(Excerpt from a dataset)
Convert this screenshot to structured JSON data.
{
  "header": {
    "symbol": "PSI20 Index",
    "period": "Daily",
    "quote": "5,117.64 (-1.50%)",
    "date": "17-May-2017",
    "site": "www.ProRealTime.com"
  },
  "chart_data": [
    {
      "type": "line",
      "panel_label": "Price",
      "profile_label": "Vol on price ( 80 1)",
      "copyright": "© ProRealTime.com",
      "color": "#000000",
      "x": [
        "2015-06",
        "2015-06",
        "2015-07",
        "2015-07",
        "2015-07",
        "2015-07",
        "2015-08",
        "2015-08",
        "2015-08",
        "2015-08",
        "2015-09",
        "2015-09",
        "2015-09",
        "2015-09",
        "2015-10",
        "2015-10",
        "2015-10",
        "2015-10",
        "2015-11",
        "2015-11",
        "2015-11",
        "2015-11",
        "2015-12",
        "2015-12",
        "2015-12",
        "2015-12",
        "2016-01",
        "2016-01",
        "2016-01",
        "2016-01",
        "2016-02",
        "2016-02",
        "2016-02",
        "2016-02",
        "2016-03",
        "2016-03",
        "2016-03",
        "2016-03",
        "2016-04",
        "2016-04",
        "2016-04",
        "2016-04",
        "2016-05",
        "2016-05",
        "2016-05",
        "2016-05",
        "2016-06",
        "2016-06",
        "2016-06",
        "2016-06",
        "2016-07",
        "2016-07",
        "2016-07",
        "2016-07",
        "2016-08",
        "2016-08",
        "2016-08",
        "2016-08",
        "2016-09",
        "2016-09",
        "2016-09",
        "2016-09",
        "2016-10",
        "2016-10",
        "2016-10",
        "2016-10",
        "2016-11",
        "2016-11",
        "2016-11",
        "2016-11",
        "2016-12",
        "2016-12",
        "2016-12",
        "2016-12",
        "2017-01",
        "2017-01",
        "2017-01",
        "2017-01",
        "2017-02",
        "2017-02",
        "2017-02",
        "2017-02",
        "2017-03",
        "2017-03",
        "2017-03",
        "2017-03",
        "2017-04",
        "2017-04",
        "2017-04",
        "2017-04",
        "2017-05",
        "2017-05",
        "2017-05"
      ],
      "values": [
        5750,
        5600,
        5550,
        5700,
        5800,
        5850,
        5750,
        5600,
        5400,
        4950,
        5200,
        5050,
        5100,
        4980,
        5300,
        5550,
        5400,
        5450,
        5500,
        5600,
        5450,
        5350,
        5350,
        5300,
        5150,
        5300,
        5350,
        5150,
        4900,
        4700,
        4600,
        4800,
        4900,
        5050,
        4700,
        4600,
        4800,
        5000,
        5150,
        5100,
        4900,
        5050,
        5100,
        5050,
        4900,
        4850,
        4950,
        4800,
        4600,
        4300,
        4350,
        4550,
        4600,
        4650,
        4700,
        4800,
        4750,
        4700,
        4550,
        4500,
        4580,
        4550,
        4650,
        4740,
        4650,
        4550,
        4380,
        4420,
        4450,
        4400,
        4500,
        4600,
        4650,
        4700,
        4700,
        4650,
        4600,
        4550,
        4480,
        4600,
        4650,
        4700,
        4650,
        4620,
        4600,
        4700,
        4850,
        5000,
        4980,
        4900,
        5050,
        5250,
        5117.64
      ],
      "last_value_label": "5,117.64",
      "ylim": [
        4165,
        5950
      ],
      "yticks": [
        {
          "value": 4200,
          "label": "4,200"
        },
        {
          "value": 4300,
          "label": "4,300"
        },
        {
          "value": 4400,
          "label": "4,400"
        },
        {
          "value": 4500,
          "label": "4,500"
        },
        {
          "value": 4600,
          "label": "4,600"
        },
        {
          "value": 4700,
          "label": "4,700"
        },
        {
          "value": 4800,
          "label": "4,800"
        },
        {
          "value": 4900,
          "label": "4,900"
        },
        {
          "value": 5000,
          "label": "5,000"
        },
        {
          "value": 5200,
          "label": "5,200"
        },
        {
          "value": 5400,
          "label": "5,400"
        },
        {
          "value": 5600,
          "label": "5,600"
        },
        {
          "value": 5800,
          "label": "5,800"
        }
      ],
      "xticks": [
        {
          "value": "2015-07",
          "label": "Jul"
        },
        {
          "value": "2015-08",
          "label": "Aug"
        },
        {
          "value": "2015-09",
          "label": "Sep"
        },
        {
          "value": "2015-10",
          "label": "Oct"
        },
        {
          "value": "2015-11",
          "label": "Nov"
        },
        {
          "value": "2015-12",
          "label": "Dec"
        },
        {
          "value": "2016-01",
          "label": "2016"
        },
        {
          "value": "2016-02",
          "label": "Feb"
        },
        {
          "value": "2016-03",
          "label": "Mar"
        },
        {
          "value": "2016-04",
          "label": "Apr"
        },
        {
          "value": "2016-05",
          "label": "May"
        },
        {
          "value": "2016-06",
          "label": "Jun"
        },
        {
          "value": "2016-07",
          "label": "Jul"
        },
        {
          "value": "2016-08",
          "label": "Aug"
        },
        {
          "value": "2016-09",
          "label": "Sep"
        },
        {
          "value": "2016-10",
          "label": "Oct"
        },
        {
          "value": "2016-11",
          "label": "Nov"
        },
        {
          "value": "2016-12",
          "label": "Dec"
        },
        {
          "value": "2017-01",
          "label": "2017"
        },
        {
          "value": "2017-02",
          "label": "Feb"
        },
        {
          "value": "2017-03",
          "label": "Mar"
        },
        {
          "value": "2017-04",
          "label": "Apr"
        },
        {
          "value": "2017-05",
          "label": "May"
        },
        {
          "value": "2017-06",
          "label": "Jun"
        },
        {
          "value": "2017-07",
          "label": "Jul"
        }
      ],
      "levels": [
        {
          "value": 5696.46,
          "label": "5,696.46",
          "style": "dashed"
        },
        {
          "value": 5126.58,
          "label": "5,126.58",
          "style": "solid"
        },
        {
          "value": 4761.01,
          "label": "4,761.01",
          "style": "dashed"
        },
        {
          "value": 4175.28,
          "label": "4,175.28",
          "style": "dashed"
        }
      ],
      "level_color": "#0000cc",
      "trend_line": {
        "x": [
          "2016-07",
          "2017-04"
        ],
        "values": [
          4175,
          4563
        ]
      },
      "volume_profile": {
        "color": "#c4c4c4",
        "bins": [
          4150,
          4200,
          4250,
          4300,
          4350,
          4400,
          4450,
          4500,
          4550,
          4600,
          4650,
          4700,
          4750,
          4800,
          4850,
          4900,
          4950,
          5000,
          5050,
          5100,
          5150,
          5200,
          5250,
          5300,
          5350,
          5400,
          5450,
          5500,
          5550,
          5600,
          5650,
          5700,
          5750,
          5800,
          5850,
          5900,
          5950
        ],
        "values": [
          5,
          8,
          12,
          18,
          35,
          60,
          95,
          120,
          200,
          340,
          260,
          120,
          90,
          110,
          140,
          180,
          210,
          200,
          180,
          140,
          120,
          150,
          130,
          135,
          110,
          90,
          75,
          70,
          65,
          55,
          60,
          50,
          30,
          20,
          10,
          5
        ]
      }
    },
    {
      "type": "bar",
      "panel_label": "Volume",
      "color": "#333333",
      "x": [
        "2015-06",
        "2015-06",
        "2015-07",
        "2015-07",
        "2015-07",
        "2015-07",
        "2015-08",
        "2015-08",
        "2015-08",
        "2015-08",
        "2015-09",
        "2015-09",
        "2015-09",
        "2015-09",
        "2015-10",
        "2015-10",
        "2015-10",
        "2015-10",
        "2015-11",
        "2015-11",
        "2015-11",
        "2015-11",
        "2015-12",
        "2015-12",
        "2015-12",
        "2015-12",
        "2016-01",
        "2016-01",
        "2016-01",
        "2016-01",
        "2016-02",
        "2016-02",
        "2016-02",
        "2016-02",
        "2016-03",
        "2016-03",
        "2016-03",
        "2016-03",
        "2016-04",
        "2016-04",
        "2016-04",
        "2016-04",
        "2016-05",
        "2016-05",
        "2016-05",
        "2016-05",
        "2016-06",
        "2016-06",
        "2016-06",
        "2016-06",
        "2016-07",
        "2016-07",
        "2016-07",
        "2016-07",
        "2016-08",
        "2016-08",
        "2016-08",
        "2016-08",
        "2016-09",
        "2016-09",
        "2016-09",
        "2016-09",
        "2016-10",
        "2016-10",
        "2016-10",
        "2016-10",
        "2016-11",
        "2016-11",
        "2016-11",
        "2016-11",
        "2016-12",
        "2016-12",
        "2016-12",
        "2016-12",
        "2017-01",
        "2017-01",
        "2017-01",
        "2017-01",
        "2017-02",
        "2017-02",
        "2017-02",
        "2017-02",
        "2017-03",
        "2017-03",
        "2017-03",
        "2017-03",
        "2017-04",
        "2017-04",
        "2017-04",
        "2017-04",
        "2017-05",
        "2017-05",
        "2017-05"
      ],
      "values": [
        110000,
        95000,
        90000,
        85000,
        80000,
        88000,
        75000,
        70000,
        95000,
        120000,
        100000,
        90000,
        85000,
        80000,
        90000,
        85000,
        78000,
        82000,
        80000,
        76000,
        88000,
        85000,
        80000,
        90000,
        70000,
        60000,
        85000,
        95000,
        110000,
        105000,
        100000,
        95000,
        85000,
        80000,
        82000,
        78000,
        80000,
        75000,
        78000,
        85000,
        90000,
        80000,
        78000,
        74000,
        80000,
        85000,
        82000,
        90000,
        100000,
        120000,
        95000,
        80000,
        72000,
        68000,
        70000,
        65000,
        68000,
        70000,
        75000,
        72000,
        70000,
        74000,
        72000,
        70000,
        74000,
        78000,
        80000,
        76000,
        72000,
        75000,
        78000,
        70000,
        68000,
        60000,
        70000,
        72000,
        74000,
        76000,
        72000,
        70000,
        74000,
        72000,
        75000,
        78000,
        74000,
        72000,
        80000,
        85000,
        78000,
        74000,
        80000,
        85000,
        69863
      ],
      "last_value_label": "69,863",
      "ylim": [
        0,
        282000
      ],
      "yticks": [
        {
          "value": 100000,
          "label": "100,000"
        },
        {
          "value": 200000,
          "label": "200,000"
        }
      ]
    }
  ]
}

■ What needs to be done
The answer must consist solely of the number of lines in the entries that contain the word "ProRealTime".

■ Answer in full
2